Q. - : Qui étaient ces gens ?
R. - : « Des Palestiniens du camp de Chatila. Ils fuyaient leurs
quartiers. On en a abrité autant que l’on pouvait dans le sous-sol de
l’immeuble. La plupart sont repartis à l’aube. C’était des femmes, des enfants,
des civils. Cette nuit-là, on a vu des centaines de fusées éclairantes
au-dessus du camp. Nous nous sommes couchés quand même, ne sachant pas très
bien ce qui se passait. Samedi matin, vers 6 h 30, mon neveu me dit :
"Mon oncle, les Israéliens sont arrivés, ils sont là dehors !"
Je me suis levé en toute hâte pour aller leur parler, leur expliquer qu’il n’y
avait que des civils, que nous n’étions pas armés. Je voulais leur parler
gentiment, poliment, pensant qu’après tout c’était une armée régulière, qui ne
voulait donc pas de mal aux civils. A l’entrée de l’immeuble, un des soldats
nous crie : "Sortez, sortez tous dehors, sortez de l’immeuble."
J’ai alors dit à nos voisins : "Venez, venez, ce sont les Israéliens.
Ils ne vont rien nous faire." En approchant d’eux, nous avons vu sur leurs
uniformes le cèdre libanais et l’inscription en arabe : « Les Forces
Libanaises". Dès lors, on n’a plus discuté. Ils nous ont dit d’avancer
vers la place. Croyant qu’il s’agissait de la place de Sabra, on y est resté.
Mais ils criaient : « Pas ici, l’autre place, plus bas." Ils
étaient très grossiers, très violents. Ils nous insultaient en nous faisant
avancer. Comme on protestait qu’on était Libanais, ils disaient :
« Que faites-vous parmi les Palestiniens ?" On leur a expliqué
que nous habitions le quartier, que c’était nos maisons. Ils nous ont
dit : « C’est votre faute, vous n’aviez qu’à chasser les
Palestiniens." On leur a répondu : « Et comment voulez- vous
qu’on les chasse ? Ils habitent ici. Et où voulez-vous qu’on les
chasse ?" Ils nous ont rassemblés sur la place avant de nous ordonner
de nous mettre de nouveau en marche. Il y avait des vieux, des femmes, des
enfants. Certains vieux ne pouvaient pas marcher, il a fallu les porter. Ceux
qui ne marchaient pas assez vite recevaient des coups de crosses. Certaines
femmes portaient deux gosses à la fois. Des Palestiniennes ont essayé de
refiler leur bébé à des Libanais. Mais des soldats les ont aperçus et ont
arraché le bébé.

Quelques données:
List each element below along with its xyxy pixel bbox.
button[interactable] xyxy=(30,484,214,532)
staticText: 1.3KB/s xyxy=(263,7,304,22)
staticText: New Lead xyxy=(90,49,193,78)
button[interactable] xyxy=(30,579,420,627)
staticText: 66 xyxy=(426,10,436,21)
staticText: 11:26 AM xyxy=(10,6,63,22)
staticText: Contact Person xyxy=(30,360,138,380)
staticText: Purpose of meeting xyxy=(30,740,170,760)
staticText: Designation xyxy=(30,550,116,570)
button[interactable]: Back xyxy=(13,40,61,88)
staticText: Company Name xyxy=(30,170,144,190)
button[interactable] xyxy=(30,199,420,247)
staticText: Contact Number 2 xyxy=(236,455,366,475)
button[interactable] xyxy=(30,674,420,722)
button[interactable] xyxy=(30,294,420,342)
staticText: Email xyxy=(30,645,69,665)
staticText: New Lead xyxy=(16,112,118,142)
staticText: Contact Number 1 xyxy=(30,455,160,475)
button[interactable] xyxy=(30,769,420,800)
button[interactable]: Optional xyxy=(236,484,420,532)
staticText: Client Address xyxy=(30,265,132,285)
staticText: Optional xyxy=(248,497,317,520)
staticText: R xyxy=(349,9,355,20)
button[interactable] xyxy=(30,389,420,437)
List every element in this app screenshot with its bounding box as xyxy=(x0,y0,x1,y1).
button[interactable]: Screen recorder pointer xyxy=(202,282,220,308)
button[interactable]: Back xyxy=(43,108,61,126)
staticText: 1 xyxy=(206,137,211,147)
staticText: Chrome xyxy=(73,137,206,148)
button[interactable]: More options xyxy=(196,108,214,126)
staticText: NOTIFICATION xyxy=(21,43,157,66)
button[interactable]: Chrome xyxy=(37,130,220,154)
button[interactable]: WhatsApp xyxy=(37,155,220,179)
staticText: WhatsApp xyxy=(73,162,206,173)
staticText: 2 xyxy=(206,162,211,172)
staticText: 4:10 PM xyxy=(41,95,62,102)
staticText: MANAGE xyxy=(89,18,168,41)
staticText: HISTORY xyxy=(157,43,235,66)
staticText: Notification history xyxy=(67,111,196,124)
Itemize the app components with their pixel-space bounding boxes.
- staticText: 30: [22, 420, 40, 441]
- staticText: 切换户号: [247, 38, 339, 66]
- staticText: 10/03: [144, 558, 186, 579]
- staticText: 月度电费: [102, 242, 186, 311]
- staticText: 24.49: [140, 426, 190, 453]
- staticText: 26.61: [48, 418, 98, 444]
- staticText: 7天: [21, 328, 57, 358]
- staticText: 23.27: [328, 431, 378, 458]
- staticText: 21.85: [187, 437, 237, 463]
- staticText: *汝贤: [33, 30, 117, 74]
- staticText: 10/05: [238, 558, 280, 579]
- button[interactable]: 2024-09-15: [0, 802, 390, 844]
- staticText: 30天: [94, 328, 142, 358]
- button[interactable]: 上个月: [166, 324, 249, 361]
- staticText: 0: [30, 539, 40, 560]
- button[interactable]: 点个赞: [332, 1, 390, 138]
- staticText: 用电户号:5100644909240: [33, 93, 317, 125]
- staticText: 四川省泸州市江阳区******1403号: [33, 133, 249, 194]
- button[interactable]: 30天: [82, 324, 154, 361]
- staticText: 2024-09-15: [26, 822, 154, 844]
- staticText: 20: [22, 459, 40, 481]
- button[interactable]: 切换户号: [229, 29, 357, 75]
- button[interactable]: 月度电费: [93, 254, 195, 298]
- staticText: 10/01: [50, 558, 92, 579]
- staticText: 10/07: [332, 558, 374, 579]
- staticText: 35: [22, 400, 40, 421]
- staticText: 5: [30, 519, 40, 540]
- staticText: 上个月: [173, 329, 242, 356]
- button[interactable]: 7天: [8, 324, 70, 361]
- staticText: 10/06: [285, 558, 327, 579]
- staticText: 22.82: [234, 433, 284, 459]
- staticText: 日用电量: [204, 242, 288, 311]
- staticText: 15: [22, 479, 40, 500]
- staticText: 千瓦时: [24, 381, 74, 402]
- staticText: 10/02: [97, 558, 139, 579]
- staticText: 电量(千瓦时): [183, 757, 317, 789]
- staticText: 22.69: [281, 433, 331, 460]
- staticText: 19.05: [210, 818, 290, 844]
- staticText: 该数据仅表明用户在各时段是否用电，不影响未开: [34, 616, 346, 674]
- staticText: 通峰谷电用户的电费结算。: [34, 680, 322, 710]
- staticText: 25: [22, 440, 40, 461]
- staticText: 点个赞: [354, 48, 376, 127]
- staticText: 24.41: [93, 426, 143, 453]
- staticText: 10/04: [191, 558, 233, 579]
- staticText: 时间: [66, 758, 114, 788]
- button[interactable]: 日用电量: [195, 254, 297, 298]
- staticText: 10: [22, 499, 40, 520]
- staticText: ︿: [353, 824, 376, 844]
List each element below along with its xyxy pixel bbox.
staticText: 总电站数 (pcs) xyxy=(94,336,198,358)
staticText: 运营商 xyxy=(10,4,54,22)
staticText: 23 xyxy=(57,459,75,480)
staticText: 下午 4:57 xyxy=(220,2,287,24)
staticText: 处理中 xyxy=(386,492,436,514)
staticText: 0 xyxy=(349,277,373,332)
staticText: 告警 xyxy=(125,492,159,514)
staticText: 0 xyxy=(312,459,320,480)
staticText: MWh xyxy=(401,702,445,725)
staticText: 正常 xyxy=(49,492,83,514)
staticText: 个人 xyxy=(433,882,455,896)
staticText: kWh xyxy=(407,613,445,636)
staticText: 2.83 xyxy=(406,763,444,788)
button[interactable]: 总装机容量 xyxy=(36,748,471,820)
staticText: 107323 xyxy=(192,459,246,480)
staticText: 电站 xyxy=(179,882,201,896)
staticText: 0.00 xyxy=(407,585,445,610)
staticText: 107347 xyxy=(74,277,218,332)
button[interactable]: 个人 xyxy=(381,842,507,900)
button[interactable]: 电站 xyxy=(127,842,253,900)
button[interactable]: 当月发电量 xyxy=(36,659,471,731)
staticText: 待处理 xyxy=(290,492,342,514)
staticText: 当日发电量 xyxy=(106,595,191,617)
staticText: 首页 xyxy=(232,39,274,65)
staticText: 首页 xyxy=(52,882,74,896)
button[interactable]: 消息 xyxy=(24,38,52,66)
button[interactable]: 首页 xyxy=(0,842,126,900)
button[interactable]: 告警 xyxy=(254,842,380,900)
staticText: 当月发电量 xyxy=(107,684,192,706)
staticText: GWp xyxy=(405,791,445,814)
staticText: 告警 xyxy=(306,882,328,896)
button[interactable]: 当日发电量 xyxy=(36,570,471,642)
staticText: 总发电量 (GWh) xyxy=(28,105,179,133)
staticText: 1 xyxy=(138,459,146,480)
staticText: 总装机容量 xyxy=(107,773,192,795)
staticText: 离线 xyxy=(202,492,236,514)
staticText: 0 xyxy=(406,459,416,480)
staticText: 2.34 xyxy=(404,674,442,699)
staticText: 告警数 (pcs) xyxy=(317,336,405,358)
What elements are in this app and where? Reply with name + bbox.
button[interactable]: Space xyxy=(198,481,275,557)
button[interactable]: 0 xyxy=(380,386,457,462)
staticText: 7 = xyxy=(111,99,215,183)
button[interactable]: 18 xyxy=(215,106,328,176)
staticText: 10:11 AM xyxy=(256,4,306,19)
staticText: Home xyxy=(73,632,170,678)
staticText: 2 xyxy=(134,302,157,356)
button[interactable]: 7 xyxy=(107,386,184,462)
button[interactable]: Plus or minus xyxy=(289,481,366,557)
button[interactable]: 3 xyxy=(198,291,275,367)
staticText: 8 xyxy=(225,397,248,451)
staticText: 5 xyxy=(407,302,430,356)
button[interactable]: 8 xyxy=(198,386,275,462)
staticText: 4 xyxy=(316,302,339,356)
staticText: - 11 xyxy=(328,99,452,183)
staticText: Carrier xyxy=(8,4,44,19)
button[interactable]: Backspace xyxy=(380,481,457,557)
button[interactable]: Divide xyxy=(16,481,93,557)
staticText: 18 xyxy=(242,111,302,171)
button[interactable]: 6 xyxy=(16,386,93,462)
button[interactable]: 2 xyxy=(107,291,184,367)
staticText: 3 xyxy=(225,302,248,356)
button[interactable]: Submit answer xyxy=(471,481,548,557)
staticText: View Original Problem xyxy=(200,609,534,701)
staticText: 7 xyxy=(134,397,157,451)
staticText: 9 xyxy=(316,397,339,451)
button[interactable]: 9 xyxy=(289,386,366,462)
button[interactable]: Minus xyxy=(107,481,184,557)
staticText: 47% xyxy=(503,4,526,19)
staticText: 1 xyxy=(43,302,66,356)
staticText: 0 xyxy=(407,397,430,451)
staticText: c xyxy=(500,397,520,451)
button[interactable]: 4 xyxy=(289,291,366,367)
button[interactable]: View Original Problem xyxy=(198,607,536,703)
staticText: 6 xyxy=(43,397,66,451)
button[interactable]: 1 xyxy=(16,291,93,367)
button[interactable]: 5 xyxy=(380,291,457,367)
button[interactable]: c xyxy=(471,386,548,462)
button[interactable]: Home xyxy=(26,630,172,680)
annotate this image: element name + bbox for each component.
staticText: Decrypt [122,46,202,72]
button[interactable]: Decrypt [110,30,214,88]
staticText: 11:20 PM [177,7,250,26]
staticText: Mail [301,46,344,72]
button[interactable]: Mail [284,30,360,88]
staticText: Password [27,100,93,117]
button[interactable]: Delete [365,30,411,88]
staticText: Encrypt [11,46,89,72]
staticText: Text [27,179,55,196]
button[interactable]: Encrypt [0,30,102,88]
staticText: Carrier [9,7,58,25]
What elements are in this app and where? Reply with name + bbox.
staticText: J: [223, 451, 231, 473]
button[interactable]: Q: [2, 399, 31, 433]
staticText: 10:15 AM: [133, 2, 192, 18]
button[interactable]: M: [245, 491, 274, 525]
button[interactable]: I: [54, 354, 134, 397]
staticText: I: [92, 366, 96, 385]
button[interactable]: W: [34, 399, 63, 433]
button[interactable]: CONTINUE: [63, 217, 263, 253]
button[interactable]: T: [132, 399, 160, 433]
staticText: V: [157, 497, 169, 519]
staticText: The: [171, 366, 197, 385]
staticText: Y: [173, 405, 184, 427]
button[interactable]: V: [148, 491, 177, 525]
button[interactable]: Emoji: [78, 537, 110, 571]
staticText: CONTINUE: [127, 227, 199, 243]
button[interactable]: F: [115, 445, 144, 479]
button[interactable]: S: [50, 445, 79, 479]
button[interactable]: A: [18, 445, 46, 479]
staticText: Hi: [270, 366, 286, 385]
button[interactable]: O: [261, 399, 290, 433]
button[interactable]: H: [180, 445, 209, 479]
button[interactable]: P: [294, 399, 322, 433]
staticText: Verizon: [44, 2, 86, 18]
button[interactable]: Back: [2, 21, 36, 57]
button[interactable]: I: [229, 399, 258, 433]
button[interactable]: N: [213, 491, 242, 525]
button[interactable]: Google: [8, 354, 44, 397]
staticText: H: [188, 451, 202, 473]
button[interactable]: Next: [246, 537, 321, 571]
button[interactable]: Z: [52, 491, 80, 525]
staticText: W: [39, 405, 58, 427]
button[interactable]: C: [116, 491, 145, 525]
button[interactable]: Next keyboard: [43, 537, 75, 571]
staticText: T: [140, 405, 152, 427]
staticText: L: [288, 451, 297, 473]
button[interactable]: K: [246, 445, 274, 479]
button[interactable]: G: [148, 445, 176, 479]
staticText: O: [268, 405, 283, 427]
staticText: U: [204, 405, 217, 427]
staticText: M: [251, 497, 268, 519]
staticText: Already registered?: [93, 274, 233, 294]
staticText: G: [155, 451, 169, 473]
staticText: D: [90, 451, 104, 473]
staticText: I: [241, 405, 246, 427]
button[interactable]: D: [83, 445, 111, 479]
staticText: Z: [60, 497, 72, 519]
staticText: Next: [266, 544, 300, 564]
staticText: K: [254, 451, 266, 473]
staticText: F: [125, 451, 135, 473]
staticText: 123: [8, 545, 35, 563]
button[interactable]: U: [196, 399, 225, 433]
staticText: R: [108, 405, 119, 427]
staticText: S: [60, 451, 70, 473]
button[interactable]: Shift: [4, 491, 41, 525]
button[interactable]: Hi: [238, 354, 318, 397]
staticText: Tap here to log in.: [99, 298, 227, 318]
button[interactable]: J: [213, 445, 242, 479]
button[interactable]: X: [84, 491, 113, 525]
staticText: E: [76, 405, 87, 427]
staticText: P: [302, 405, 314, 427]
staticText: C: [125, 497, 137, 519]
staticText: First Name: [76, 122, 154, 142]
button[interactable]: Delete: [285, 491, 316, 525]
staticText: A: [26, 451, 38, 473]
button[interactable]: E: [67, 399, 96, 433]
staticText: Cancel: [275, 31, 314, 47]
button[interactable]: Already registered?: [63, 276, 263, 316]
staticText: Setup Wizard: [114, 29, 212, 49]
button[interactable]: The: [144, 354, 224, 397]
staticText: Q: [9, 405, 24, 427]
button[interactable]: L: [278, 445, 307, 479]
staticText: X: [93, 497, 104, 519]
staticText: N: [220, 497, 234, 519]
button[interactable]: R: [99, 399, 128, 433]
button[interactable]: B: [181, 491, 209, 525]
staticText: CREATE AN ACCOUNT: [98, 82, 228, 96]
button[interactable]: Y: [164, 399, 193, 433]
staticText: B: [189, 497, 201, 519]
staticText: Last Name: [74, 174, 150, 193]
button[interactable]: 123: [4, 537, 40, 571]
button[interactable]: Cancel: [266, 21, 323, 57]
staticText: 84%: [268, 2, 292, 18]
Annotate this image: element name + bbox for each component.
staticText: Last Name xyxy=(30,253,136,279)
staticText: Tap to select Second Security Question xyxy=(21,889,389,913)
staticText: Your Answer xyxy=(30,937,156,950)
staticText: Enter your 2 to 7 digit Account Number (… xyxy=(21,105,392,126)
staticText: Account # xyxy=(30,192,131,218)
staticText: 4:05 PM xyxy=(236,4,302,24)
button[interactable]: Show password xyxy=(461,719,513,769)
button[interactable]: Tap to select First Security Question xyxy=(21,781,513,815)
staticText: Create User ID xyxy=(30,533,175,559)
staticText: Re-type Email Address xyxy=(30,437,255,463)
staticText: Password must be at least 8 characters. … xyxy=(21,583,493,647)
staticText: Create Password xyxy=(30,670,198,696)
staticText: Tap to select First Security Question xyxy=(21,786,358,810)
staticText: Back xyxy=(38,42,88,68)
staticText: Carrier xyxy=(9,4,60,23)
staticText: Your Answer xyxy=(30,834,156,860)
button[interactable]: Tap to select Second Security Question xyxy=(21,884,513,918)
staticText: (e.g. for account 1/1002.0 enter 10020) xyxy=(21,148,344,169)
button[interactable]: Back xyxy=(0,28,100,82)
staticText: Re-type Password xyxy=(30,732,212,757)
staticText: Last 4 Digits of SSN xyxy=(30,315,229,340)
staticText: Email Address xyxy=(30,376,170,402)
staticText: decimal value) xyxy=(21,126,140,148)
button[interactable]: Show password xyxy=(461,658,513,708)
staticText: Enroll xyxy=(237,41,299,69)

**Consigne:** Relevez, dans le témoignage, toutes les paroles que les soldats prononcent au discours direct.

**Réponse complète:**
- « Sortez, sortez tous dehors, sortez de l'immeuble. »
- « Pas ici, l'autre place, plus bas. »
- « Que faites-vous parmi les Palestiniens ? »
- « C'est votre faute, vous n'aviez qu'à chasser les Palestiniens. »